Figure collection entries
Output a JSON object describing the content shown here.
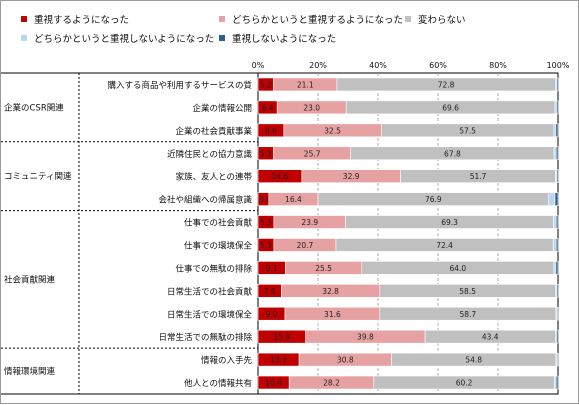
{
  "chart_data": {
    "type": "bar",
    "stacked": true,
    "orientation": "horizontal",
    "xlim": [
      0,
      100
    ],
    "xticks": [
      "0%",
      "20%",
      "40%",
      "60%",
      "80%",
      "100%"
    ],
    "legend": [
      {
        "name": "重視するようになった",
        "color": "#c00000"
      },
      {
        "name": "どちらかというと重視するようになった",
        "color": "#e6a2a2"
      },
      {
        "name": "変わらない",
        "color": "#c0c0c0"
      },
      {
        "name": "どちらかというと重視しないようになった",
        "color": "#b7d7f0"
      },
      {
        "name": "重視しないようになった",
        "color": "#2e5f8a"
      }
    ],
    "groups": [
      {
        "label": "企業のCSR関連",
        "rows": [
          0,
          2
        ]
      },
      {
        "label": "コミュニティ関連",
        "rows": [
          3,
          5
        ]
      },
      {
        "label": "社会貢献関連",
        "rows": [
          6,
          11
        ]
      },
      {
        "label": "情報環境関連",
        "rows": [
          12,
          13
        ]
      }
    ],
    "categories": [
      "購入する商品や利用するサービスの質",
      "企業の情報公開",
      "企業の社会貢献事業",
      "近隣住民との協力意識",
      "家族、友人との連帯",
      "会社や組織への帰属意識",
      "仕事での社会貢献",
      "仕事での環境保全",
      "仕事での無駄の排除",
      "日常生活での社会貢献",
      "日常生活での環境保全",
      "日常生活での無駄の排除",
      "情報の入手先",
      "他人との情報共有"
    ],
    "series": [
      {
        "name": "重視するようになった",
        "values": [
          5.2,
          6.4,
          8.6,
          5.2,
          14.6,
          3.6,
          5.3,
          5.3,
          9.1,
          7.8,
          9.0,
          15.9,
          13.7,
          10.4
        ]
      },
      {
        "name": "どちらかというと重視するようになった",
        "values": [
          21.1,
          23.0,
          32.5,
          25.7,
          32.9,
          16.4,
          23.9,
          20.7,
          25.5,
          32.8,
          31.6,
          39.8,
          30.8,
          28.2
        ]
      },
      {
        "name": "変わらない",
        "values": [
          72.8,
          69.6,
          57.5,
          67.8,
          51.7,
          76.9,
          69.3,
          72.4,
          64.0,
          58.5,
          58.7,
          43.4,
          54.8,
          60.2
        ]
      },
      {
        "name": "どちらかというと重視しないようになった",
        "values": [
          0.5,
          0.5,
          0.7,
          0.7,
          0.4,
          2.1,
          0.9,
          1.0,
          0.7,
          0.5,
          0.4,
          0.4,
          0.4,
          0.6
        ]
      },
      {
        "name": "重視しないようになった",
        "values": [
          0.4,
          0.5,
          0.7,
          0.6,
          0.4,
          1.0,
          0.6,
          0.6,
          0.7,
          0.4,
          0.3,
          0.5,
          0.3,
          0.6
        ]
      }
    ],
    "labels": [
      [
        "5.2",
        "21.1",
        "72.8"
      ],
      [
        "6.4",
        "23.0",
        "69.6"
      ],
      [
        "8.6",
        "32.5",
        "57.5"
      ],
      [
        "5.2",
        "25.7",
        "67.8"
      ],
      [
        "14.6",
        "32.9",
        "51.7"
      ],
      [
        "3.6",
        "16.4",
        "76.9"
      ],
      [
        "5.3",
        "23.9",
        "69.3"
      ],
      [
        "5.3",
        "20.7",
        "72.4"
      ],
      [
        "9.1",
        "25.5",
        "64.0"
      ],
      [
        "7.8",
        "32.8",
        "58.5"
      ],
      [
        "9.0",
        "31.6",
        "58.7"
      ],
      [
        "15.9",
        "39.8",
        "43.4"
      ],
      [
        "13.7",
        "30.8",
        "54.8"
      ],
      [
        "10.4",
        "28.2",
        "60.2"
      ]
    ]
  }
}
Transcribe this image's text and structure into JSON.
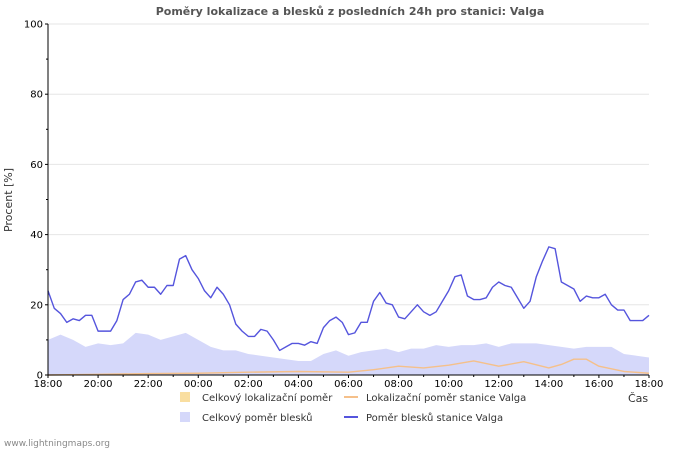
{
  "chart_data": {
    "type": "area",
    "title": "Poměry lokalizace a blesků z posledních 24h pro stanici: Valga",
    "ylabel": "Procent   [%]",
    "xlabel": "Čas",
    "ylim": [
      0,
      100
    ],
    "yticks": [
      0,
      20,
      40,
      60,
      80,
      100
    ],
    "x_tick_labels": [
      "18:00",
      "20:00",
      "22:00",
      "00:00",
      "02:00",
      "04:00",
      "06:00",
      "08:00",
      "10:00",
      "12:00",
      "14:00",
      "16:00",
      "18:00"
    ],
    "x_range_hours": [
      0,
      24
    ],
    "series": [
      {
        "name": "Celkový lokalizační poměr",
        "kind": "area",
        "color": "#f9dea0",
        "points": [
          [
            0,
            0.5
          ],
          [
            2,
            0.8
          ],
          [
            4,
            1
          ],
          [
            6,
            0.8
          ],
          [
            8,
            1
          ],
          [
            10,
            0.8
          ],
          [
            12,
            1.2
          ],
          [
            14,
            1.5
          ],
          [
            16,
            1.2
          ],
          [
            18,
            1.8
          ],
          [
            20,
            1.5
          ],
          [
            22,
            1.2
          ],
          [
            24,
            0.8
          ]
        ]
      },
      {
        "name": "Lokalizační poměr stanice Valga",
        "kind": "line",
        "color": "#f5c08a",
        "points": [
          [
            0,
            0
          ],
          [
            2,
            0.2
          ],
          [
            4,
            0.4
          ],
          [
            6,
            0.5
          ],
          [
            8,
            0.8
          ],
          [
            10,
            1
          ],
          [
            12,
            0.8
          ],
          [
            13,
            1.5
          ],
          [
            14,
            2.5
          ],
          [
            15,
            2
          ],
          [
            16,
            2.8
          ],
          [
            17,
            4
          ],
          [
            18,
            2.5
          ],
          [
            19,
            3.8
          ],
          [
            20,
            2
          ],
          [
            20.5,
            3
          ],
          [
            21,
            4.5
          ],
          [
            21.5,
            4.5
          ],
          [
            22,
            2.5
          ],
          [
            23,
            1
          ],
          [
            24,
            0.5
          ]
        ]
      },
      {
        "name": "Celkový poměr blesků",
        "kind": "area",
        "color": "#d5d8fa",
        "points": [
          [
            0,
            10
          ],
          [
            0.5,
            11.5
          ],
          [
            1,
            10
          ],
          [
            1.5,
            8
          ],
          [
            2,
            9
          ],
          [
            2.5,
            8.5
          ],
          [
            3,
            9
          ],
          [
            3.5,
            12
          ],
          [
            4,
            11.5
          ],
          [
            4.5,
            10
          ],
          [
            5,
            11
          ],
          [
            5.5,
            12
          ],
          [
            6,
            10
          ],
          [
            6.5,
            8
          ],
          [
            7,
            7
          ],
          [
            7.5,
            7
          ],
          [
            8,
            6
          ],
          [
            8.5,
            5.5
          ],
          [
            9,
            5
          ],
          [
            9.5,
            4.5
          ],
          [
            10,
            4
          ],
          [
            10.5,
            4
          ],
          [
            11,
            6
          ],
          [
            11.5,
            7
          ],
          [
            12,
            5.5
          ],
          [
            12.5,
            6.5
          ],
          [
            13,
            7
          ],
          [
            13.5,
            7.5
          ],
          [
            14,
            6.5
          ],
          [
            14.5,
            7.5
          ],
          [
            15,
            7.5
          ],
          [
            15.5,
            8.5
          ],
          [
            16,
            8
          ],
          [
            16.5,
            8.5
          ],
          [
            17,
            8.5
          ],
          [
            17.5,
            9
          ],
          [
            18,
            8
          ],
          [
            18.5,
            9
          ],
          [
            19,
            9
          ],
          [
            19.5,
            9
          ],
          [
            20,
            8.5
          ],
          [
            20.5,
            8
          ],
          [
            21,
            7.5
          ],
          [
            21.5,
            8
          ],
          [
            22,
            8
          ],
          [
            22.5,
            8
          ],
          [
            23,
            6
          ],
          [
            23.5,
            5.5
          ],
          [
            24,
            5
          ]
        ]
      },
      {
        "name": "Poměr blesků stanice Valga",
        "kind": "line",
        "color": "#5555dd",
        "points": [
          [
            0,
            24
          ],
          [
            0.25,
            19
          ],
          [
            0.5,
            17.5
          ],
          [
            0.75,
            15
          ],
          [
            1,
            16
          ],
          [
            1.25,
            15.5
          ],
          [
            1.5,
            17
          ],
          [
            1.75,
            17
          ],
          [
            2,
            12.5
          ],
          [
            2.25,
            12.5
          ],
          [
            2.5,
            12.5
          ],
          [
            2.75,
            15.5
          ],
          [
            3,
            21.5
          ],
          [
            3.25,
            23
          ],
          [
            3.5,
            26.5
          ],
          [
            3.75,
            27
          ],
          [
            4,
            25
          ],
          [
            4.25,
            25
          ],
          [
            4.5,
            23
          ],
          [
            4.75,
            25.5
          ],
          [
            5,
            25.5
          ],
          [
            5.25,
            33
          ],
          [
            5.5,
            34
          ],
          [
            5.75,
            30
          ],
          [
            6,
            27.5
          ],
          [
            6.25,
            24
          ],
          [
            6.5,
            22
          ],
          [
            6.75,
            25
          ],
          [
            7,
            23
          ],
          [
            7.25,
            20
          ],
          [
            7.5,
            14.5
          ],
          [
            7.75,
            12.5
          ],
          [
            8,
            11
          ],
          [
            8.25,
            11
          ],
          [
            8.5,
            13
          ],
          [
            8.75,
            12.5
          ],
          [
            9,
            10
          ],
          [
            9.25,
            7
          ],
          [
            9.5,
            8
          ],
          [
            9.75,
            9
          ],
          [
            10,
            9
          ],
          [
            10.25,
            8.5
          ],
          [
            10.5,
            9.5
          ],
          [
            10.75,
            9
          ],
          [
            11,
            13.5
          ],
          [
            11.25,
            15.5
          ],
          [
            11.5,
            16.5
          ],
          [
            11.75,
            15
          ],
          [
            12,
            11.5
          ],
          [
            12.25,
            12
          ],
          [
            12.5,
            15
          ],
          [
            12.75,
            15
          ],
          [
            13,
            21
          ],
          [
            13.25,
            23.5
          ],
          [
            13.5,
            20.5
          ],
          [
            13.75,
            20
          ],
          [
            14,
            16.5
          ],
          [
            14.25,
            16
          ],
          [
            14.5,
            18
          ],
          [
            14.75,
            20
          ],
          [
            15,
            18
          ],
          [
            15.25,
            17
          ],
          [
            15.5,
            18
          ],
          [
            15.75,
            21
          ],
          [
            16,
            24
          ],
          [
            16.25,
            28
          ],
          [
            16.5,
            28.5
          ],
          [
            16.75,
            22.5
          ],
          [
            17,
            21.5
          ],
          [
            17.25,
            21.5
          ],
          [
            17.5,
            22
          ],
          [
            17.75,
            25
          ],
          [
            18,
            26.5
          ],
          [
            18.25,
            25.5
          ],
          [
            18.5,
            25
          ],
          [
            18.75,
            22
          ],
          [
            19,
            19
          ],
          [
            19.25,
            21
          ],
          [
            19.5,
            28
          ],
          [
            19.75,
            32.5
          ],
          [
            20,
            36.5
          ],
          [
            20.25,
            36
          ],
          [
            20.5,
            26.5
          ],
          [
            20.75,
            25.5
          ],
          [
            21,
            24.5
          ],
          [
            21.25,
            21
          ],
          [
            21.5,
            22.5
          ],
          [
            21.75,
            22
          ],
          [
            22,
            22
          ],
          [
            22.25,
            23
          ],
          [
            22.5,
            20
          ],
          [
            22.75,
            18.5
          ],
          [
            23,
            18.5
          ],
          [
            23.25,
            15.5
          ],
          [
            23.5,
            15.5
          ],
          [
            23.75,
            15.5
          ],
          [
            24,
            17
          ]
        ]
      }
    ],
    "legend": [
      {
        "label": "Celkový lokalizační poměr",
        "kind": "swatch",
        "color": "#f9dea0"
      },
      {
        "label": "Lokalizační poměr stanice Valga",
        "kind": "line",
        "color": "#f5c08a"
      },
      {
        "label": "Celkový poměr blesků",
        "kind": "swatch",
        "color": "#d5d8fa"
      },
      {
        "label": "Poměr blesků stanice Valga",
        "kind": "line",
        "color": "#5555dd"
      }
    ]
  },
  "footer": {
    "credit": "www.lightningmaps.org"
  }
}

▶ Aim of the task: Each line that holds the word "stanice" is to be copied.

▶ The response:
        "name": "Lokalizační poměr stanice Valga",
        "name": "Poměr blesků stanice Valga",
        "label": "Lokalizační poměr stanice Valga",
        "label": "Poměr blesků stanice Valga",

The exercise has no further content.